WHAT IS BEING ASKED: Find the lines below that contain the word "color" and count them. Only the number should be given.

THE INPUT:
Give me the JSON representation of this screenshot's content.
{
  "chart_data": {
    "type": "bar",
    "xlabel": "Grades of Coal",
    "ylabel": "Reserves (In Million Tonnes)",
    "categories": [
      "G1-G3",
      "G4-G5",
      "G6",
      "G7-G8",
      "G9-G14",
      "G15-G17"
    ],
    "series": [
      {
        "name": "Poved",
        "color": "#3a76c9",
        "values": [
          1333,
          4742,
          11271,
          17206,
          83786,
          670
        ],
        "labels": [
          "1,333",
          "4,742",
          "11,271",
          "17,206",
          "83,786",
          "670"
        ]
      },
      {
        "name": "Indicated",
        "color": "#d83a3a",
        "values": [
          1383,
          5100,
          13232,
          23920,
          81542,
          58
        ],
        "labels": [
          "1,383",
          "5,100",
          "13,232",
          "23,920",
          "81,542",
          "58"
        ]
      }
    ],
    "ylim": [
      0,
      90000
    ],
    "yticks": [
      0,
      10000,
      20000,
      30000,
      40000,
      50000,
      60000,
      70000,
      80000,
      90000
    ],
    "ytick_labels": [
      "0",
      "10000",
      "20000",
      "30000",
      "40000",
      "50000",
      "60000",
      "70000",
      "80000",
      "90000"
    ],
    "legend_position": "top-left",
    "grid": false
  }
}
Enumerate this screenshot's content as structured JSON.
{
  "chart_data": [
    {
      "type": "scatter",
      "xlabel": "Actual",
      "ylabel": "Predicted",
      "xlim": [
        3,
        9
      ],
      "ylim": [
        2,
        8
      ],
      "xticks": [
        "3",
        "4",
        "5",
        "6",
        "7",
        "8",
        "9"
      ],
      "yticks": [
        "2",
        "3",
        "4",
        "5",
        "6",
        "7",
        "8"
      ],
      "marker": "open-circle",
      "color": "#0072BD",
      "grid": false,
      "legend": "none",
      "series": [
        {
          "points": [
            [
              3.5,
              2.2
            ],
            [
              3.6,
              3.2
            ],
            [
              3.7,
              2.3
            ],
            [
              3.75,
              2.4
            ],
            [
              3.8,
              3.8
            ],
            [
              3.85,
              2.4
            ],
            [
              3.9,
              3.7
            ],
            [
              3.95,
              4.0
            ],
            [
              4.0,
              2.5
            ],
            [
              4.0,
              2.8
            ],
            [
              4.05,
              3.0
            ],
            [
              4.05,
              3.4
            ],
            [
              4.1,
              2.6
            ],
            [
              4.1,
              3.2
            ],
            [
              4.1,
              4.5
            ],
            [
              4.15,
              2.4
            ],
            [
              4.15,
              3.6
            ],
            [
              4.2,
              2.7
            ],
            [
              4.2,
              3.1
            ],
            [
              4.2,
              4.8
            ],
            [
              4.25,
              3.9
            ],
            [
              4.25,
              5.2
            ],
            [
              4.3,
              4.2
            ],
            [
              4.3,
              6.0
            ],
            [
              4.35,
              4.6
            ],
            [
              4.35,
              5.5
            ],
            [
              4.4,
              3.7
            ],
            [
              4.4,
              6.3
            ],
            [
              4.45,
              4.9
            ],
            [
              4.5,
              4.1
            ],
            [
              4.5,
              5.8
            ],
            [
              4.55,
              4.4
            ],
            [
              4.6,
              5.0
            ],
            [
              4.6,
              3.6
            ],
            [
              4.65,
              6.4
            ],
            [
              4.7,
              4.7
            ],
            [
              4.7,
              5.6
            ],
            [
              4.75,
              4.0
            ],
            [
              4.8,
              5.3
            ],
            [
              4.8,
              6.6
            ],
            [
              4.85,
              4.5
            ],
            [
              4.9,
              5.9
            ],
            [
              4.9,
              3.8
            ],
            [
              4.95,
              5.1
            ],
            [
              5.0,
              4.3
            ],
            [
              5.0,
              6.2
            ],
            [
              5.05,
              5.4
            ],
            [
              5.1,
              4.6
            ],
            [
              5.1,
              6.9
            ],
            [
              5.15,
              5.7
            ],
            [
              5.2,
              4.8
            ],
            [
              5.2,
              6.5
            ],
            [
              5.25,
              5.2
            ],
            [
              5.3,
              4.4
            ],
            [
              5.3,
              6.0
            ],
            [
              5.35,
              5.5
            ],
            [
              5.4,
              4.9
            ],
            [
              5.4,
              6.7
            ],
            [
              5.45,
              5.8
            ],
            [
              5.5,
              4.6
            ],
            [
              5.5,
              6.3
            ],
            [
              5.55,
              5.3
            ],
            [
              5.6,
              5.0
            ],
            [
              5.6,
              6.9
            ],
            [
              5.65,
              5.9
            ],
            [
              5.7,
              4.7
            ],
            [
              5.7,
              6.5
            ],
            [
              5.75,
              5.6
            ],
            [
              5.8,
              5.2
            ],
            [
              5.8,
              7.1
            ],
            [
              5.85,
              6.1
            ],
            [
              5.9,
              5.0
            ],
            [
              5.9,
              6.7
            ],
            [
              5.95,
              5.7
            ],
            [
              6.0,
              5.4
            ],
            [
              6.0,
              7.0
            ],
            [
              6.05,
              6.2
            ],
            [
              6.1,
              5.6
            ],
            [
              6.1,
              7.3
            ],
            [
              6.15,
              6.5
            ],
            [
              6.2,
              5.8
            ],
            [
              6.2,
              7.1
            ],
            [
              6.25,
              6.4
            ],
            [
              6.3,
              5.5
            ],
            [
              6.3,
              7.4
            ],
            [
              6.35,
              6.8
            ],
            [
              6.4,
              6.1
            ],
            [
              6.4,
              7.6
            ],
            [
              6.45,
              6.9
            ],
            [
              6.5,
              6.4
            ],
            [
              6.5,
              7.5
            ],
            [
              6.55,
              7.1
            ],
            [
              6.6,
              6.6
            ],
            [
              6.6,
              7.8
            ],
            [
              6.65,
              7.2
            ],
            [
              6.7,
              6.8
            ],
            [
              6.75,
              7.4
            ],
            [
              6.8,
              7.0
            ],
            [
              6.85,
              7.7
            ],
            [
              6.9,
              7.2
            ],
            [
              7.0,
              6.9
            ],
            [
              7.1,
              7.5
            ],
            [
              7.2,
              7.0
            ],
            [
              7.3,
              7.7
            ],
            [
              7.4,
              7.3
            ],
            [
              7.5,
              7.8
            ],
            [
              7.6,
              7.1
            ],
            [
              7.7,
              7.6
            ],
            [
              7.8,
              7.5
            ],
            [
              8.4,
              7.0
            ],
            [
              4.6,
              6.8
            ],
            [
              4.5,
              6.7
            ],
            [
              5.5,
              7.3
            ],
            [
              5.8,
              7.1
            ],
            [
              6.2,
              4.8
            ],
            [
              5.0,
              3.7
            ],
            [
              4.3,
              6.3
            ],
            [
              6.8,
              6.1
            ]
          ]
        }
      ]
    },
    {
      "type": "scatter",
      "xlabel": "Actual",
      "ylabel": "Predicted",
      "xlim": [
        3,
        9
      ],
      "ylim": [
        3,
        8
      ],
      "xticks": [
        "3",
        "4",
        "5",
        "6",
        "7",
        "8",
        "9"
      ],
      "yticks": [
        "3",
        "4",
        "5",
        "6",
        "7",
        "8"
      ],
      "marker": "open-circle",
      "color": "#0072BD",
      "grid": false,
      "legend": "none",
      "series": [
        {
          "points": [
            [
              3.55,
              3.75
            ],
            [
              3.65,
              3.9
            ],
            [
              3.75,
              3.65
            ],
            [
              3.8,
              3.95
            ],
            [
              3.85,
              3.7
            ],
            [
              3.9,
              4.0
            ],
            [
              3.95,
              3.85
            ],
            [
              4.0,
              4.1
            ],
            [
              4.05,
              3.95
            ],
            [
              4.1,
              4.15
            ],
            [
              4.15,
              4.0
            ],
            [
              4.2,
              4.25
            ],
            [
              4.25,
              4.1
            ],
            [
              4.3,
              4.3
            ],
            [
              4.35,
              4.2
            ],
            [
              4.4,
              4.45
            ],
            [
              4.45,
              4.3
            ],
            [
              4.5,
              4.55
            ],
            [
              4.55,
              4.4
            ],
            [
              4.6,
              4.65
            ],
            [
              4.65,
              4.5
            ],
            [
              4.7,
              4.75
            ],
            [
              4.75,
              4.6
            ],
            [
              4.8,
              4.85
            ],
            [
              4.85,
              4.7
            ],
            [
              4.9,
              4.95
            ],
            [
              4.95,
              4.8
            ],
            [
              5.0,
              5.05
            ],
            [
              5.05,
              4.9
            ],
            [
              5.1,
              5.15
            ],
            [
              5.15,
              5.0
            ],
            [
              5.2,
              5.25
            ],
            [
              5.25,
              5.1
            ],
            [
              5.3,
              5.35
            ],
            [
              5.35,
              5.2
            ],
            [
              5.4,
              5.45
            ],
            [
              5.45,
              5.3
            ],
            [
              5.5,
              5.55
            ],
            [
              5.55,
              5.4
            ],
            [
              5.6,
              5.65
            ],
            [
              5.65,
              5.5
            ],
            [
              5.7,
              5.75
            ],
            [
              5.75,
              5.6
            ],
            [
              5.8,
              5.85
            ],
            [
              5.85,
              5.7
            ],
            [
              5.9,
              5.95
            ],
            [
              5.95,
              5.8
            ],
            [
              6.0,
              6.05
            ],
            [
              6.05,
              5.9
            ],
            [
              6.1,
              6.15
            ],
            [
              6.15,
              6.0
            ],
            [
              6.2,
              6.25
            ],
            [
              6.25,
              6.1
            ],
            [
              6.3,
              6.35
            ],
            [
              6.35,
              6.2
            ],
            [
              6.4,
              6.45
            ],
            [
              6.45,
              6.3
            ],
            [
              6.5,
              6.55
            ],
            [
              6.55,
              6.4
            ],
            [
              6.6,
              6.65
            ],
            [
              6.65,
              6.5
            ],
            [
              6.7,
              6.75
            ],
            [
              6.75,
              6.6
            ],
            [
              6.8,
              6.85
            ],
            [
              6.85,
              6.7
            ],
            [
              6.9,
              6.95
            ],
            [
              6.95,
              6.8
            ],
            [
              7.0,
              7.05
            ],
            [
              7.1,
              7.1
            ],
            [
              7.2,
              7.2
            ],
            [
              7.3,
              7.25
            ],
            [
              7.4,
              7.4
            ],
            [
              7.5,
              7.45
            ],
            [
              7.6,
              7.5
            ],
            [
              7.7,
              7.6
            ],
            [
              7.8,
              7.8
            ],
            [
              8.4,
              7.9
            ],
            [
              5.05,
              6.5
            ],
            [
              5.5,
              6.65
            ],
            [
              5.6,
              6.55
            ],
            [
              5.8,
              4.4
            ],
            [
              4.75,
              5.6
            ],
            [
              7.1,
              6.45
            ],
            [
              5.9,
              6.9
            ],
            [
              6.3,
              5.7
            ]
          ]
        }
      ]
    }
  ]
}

RESULT OF THE TASK: 4